• [Written instruction] Every entry must be duplicated precisely as written.

Data entries for graphics
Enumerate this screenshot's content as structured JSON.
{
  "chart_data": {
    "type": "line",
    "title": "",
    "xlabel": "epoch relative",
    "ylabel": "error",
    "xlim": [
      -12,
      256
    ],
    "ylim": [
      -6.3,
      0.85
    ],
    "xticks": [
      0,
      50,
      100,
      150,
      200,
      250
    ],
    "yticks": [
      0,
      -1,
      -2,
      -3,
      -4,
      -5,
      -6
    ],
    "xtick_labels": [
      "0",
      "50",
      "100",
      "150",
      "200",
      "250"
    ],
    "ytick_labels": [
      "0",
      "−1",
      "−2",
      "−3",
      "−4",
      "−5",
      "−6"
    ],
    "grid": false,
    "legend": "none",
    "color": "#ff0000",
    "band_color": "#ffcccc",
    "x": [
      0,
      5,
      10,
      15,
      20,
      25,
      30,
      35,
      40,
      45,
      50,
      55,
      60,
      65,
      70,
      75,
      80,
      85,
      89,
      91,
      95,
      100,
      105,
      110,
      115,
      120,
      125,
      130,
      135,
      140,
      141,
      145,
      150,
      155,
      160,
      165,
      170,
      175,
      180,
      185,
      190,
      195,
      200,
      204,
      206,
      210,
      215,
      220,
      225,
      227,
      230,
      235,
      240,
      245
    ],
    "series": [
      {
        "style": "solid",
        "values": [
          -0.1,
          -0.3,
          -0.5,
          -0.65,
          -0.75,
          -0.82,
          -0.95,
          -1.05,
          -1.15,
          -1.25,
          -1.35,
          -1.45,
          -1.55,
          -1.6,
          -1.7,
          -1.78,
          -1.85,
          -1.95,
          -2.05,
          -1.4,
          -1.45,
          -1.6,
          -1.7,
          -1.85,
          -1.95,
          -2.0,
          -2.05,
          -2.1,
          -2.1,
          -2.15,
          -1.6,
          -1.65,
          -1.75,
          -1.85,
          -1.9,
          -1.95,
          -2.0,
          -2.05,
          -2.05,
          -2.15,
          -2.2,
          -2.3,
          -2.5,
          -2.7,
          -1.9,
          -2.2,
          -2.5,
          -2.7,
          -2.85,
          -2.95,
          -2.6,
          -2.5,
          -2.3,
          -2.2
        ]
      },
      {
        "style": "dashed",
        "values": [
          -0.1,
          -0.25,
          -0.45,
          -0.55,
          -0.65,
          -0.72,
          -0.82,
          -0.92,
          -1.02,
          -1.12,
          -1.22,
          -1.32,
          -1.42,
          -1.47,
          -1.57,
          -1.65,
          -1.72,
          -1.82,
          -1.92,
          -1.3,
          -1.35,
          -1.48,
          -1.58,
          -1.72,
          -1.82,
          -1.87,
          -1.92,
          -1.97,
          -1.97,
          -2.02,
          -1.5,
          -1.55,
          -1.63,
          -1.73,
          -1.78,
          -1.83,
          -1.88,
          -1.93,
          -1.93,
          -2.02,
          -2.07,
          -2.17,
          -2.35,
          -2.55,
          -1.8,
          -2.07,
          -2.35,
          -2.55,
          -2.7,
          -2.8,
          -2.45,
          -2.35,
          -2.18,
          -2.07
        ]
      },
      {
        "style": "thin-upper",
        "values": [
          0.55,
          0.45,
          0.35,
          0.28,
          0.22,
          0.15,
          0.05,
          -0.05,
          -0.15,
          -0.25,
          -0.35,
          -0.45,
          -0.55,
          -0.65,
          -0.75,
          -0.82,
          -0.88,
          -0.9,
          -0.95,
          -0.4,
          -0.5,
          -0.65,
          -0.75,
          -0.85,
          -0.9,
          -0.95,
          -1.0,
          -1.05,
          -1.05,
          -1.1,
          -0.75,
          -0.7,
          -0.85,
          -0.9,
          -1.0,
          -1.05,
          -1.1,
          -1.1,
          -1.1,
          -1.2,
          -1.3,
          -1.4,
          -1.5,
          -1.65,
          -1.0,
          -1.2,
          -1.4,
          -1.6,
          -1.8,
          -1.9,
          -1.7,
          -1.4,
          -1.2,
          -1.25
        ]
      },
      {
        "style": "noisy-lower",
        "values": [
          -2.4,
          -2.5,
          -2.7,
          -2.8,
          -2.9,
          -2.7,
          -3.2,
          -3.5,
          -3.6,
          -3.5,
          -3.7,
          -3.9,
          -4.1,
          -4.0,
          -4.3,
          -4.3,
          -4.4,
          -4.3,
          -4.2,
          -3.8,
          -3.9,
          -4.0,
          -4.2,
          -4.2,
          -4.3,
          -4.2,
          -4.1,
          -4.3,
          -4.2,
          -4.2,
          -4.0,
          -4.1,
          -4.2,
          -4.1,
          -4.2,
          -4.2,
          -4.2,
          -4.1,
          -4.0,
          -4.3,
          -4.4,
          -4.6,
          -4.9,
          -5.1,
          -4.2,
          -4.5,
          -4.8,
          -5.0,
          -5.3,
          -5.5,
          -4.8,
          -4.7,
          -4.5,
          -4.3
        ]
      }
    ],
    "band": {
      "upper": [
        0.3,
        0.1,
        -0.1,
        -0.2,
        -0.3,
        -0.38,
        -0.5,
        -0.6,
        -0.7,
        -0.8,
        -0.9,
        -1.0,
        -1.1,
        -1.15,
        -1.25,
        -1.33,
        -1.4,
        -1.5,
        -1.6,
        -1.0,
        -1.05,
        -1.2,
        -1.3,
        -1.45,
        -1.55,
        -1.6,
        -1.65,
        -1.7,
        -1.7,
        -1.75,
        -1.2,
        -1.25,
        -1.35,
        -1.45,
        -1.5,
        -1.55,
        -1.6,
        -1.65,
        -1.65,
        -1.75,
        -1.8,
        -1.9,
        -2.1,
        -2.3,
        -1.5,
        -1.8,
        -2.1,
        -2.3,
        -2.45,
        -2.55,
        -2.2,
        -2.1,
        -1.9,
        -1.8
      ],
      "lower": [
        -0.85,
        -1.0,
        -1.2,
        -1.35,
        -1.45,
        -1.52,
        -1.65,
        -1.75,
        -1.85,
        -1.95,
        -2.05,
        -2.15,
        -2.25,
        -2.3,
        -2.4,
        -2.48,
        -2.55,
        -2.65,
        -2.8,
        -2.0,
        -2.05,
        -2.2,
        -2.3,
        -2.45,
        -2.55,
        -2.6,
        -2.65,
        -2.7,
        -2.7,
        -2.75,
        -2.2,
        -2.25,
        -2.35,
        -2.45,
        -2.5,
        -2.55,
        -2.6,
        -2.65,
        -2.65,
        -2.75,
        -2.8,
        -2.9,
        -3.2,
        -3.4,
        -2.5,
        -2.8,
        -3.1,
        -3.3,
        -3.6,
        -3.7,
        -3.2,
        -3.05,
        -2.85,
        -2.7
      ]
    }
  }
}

• [Correct result]
Enumerate this screenshot's content as structured JSON.
{
  "chart_data": {
    "type": "line",
    "title": "",
    "xlabel": "epoch relative",
    "ylabel": "error",
    "xlim": [
      -12,
      256
    ],
    "ylim": [
      -6.3,
      0.85
    ],
    "xticks": [
      0,
      50,
      100,
      150,
      200,
      250
    ],
    "yticks": [
      0,
      -1,
      -2,
      -3,
      -4,
      -5,
      -6
    ],
    "xtick_labels": [
      "0",
      "50",
      "100",
      "150",
      "200",
      "250"
    ],
    "ytick_labels": [
      "0",
      "−1",
      "−2",
      "−3",
      "−4",
      "−5",
      "−6"
    ],
    "grid": false,
    "legend": "none",
    "color": "#ff0000",
    "band_color": "#ffcccc",
    "x": [
      0,
      5,
      10,
      15,
      20,
      25,
      30,
      35,
      40,
      45,
      50,
      55,
      60,
      65,
      70,
      75,
      80,
      85,
      89,
      91,
      95,
      100,
      105,
      110,
      115,
      120,
      125,
      130,
      135,
      140,
      141,
      145,
      150,
      155,
      160,
      165,
      170,
      175,
      180,
      185,
      190,
      195,
      200,
      204,
      206,
      210,
      215,
      220,
      225,
      227,
      230,
      235,
      240,
      245
    ],
    "series": [
      {
        "style": "solid",
        "values": [
          -0.1,
          -0.3,
          -0.5,
          -0.65,
          -0.75,
          -0.82,
          -0.95,
          -1.05,
          -1.15,
          -1.25,
          -1.35,
          -1.45,
          -1.55,
          -1.6,
          -1.7,
          -1.78,
          -1.85,
          -1.95,
          -2.05,
          -1.4,
          -1.45,
          -1.6,
          -1.7,
          -1.85,
          -1.95,
          -2.0,
          -2.05,
          -2.1,
          -2.1,
          -2.15,
          -1.6,
          -1.65,
          -1.75,
          -1.85,
          -1.9,
          -1.95,
          -2.0,
          -2.05,
          -2.05,
          -2.15,
          -2.2,
          -2.3,
          -2.5,
          -2.7,
          -1.9,
          -2.2,
          -2.5,
          -2.7,
          -2.85,
          -2.95,
          -2.6,
          -2.5,
          -2.3,
          -2.2
        ]
      },
      {
        "style": "dashed",
        "values": [
          -0.1,
          -0.25,
          -0.45,
          -0.55,
          -0.65,
          -0.72,
          -0.82,
          -0.92,
          -1.02,
          -1.12,
          -1.22,
          -1.32,
          -1.42,
          -1.47,
          -1.57,
          -1.65,
          -1.72,
          -1.82,
          -1.92,
          -1.3,
          -1.35,
          -1.48,
          -1.58,
          -1.72,
          -1.82,
          -1.87,
          -1.92,
          -1.97,
          -1.97,
          -2.02,
          -1.5,
          -1.55,
          -1.63,
          -1.73,
          -1.78,
          -1.83,
          -1.88,
          -1.93,
          -1.93,
          -2.02,
          -2.07,
          -2.17,
          -2.35,
          -2.55,
          -1.8,
          -2.07,
          -2.35,
          -2.55,
          -2.7,
          -2.8,
          -2.45,
          -2.35,
          -2.18,
          -2.07
        ]
      },
      {
        "style": "thin-upper",
        "values": [
          0.55,
          0.45,
          0.35,
          0.28,
          0.22,
          0.15,
          0.05,
          -0.05,
          -0.15,
          -0.25,
          -0.35,
          -0.45,
          -0.55,
          -0.65,
          -0.75,
          -0.82,
          -0.88,
          -0.9,
          -0.95,
          -0.4,
          -0.5,
          -0.65,
          -0.75,
          -0.85,
          -0.9,
          -0.95,
          -1.0,
          -1.05,
          -1.05,
          -1.1,
          -0.75,
          -0.7,
          -0.85,
          -0.9,
          -1.0,
          -1.05,
          -1.1,
          -1.1,
          -1.1,
          -1.2,
          -1.3,
          -1.4,
          -1.5,
          -1.65,
          -1.0,
          -1.2,
          -1.4,
          -1.6,
          -1.8,
          -1.9,
          -1.7,
          -1.4,
          -1.2,
          -1.25
        ]
      },
      {
        "style": "noisy-lower",
        "values": [
          -2.4,
          -2.5,
          -2.7,
          -2.8,
          -2.9,
          -2.7,
          -3.2,
          -3.5,
          -3.6,
          -3.5,
          -3.7,
          -3.9,
          -4.1,
          -4.0,
          -4.3,
          -4.3,
          -4.4,
          -4.3,
          -4.2,
          -3.8,
          -3.9,
          -4.0,
          -4.2,
          -4.2,
          -4.3,
          -4.2,
          -4.1,
          -4.3,
          -4.2,
          -4.2,
          -4.0,
          -4.1,
          -4.2,
          -4.1,
          -4.2,
          -4.2,
          -4.2,
          -4.1,
          -4.0,
          -4.3,
          -4.4,
          -4.6,
          -4.9,
          -5.1,
          -4.2,
          -4.5,
          -4.8,
          -5.0,
          -5.3,
          -5.5,
          -4.8,
          -4.7,
          -4.5,
          -4.3
        ]
      }
    ],
    "band": {
      "upper": [
        0.3,
        0.1,
        -0.1,
        -0.2,
        -0.3,
        -0.38,
        -0.5,
        -0.6,
        -0.7,
        -0.8,
        -0.9,
        -1.0,
        -1.1,
        -1.15,
        -1.25,
        -1.33,
        -1.4,
        -1.5,
        -1.6,
        -1.0,
        -1.05,
        -1.2,
        -1.3,
        -1.45,
        -1.55,
        -1.6,
        -1.65,
        -1.7,
        -1.7,
        -1.75,
        -1.2,
        -1.25,
        -1.35,
        -1.45,
        -1.5,
        -1.55,
        -1.6,
        -1.65,
        -1.65,
        -1.75,
        -1.8,
        -1.9,
        -2.1,
        -2.3,
        -1.5,
        -1.8,
        -2.1,
        -2.3,
        -2.45,
        -2.55,
        -2.2,
        -2.1,
        -1.9,
        -1.8
      ],
      "lower": [
        -0.85,
        -1.0,
        -1.2,
        -1.35,
        -1.45,
        -1.52,
        -1.65,
        -1.75,
        -1.85,
        -1.95,
        -2.05,
        -2.15,
        -2.25,
        -2.3,
        -2.4,
        -2.48,
        -2.55,
        -2.65,
        -2.8,
        -2.0,
        -2.05,
        -2.2,
        -2.3,
        -2.45,
        -2.55,
        -2.6,
        -2.65,
        -2.7,
        -2.7,
        -2.75,
        -2.2,
        -2.25,
        -2.35,
        -2.45,
        -2.5,
        -2.55,
        -2.6,
        -2.65,
        -2.65,
        -2.75,
        -2.8,
        -2.9,
        -3.2,
        -3.4,
        -2.5,
        -2.8,
        -3.1,
        -3.3,
        -3.6,
        -3.7,
        -3.2,
        -3.05,
        -2.85,
        -2.7
      ]
    }
  }
}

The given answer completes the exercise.